_Some records_:

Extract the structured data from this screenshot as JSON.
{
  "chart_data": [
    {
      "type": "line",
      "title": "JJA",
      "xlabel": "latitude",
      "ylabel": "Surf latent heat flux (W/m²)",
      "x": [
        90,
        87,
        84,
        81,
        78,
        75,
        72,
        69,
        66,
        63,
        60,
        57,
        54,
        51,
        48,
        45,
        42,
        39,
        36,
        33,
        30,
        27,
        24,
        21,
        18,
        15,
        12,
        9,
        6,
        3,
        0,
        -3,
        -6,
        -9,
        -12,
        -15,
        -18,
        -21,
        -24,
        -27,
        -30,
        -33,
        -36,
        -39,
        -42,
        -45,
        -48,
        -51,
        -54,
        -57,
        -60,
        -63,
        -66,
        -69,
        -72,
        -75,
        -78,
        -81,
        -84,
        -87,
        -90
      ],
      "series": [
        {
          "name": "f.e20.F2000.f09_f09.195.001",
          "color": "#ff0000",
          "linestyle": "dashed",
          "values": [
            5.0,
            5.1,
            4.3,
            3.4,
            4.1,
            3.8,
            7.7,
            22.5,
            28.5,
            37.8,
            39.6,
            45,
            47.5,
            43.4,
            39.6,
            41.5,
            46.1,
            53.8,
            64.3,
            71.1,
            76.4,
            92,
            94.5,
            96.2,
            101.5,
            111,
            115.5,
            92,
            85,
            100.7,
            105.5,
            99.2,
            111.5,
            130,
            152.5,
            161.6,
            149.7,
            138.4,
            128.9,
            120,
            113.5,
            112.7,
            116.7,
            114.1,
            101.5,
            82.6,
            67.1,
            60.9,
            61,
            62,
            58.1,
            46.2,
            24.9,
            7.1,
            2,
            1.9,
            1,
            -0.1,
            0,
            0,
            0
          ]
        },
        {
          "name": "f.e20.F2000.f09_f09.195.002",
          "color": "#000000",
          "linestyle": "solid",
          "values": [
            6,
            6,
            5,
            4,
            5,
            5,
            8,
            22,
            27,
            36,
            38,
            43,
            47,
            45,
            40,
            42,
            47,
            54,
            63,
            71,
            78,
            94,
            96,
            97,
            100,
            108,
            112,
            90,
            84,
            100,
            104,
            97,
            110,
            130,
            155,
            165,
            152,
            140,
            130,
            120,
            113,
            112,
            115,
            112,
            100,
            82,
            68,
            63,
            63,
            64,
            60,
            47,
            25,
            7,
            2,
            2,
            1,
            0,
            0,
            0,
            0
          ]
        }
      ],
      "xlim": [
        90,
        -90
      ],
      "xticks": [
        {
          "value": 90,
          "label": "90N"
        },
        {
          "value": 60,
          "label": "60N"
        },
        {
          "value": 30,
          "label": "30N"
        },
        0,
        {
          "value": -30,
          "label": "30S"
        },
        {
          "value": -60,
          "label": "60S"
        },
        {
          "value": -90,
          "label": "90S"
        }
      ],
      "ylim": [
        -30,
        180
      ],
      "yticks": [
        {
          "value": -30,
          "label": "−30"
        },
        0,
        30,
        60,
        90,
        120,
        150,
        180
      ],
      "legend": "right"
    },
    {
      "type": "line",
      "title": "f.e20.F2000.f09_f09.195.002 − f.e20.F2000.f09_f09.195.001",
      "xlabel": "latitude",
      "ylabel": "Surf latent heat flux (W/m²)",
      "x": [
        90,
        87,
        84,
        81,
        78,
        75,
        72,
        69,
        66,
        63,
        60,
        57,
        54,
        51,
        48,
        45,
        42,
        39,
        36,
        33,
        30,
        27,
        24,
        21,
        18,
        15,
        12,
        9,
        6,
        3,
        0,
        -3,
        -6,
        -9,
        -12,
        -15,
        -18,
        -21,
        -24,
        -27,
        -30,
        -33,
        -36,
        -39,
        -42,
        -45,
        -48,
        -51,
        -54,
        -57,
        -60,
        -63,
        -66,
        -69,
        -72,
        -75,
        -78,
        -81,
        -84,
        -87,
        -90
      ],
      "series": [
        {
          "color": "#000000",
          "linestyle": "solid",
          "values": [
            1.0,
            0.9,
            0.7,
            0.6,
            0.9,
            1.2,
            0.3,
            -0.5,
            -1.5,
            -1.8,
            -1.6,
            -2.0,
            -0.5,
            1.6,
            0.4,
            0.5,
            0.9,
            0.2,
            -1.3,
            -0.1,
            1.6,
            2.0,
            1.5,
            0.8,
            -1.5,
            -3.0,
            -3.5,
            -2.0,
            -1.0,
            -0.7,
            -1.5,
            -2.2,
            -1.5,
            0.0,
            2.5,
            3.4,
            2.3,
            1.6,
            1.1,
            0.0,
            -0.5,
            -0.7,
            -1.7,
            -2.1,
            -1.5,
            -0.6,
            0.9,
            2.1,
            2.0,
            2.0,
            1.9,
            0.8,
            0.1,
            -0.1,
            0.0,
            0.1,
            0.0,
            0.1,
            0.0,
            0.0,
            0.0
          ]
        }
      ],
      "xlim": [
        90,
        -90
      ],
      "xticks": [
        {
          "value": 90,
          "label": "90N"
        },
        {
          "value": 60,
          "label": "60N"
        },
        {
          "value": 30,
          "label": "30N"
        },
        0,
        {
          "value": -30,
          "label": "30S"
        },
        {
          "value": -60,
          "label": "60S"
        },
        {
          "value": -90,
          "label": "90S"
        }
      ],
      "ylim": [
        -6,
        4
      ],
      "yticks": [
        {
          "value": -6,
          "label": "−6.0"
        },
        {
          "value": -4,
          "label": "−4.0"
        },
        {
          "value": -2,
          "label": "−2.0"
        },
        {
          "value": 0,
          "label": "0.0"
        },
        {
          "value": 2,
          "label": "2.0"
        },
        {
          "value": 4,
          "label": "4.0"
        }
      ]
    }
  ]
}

_TASK OBJECTIVE_: In this exercise, repeat all entries exactly.

_THE ANSWER_:
Extract the structured data from this screenshot as JSON.
{
  "chart_data": [
    {
      "type": "line",
      "title": "JJA",
      "xlabel": "latitude",
      "ylabel": "Surf latent heat flux (W/m²)",
      "x": [
        90,
        87,
        84,
        81,
        78,
        75,
        72,
        69,
        66,
        63,
        60,
        57,
        54,
        51,
        48,
        45,
        42,
        39,
        36,
        33,
        30,
        27,
        24,
        21,
        18,
        15,
        12,
        9,
        6,
        3,
        0,
        -3,
        -6,
        -9,
        -12,
        -15,
        -18,
        -21,
        -24,
        -27,
        -30,
        -33,
        -36,
        -39,
        -42,
        -45,
        -48,
        -51,
        -54,
        -57,
        -60,
        -63,
        -66,
        -69,
        -72,
        -75,
        -78,
        -81,
        -84,
        -87,
        -90
      ],
      "series": [
        {
          "name": "f.e20.F2000.f09_f09.195.001",
          "color": "#ff0000",
          "linestyle": "dashed",
          "values": [
            5.0,
            5.1,
            4.3,
            3.4,
            4.1,
            3.8,
            7.7,
            22.5,
            28.5,
            37.8,
            39.6,
            45,
            47.5,
            43.4,
            39.6,
            41.5,
            46.1,
            53.8,
            64.3,
            71.1,
            76.4,
            92,
            94.5,
            96.2,
            101.5,
            111,
            115.5,
            92,
            85,
            100.7,
            105.5,
            99.2,
            111.5,
            130,
            152.5,
            161.6,
            149.7,
            138.4,
            128.9,
            120,
            113.5,
            112.7,
            116.7,
            114.1,
            101.5,
            82.6,
            67.1,
            60.9,
            61,
            62,
            58.1,
            46.2,
            24.9,
            7.1,
            2,
            1.9,
            1,
            -0.1,
            0,
            0,
            0
          ]
        },
        {
          "name": "f.e20.F2000.f09_f09.195.002",
          "color": "#000000",
          "linestyle": "solid",
          "values": [
            6,
            6,
            5,
            4,
            5,
            5,
            8,
            22,
            27,
            36,
            38,
            43,
            47,
            45,
            40,
            42,
            47,
            54,
            63,
            71,
            78,
            94,
            96,
            97,
            100,
            108,
            112,
            90,
            84,
            100,
            104,
            97,
            110,
            130,
            155,
            165,
            152,
            140,
            130,
            120,
            113,
            112,
            115,
            112,
            100,
            82,
            68,
            63,
            63,
            64,
            60,
            47,
            25,
            7,
            2,
            2,
            1,
            0,
            0,
            0,
            0
          ]
        }
      ],
      "xlim": [
        90,
        -90
      ],
      "xticks": [
        {
          "value": 90,
          "label": "90N"
        },
        {
          "value": 60,
          "label": "60N"
        },
        {
          "value": 30,
          "label": "30N"
        },
        0,
        {
          "value": -30,
          "label": "30S"
        },
        {
          "value": -60,
          "label": "60S"
        },
        {
          "value": -90,
          "label": "90S"
        }
      ],
      "ylim": [
        -30,
        180
      ],
      "yticks": [
        {
          "value": -30,
          "label": "−30"
        },
        0,
        30,
        60,
        90,
        120,
        150,
        180
      ],
      "legend": "right"
    },
    {
      "type": "line",
      "title": "f.e20.F2000.f09_f09.195.002 − f.e20.F2000.f09_f09.195.001",
      "xlabel": "latitude",
      "ylabel": "Surf latent heat flux (W/m²)",
      "x": [
        90,
        87,
        84,
        81,
        78,
        75,
        72,
        69,
        66,
        63,
        60,
        57,
        54,
        51,
        48,
        45,
        42,
        39,
        36,
        33,
        30,
        27,
        24,
        21,
        18,
        15,
        12,
        9,
        6,
        3,
        0,
        -3,
        -6,
        -9,
        -12,
        -15,
        -18,
        -21,
        -24,
        -27,
        -30,
        -33,
        -36,
        -39,
        -42,
        -45,
        -48,
        -51,
        -54,
        -57,
        -60,
        -63,
        -66,
        -69,
        -72,
        -75,
        -78,
        -81,
        -84,
        -87,
        -90
      ],
      "series": [
        {
          "color": "#000000",
          "linestyle": "solid",
          "values": [
            1.0,
            0.9,
            0.7,
            0.6,
            0.9,
            1.2,
            0.3,
            -0.5,
            -1.5,
            -1.8,
            -1.6,
            -2.0,
            -0.5,
            1.6,
            0.4,
            0.5,
            0.9,
            0.2,
            -1.3,
            -0.1,
            1.6,
            2.0,
            1.5,
            0.8,
            -1.5,
            -3.0,
            -3.5,
            -2.0,
            -1.0,
            -0.7,
            -1.5,
            -2.2,
            -1.5,
            0.0,
            2.5,
            3.4,
            2.3,
            1.6,
            1.1,
            0.0,
            -0.5,
            -0.7,
            -1.7,
            -2.1,
            -1.5,
            -0.6,
            0.9,
            2.1,
            2.0,
            2.0,
            1.9,
            0.8,
            0.1,
            -0.1,
            0.0,
            0.1,
            0.0,
            0.1,
            0.0,
            0.0,
            0.0
          ]
        }
      ],
      "xlim": [
        90,
        -90
      ],
      "xticks": [
        {
          "value": 90,
          "label": "90N"
        },
        {
          "value": 60,
          "label": "60N"
        },
        {
          "value": 30,
          "label": "30N"
        },
        0,
        {
          "value": -30,
          "label": "30S"
        },
        {
          "value": -60,
          "label": "60S"
        },
        {
          "value": -90,
          "label": "90S"
        }
      ],
      "ylim": [
        -6,
        4
      ],
      "yticks": [
        {
          "value": -6,
          "label": "−6.0"
        },
        {
          "value": -4,
          "label": "−4.0"
        },
        {
          "value": -2,
          "label": "−2.0"
        },
        {
          "value": 0,
          "label": "0.0"
        },
        {
          "value": 2,
          "label": "2.0"
        },
        {
          "value": 4,
          "label": "4.0"
        }
      ]
    }
  ]
}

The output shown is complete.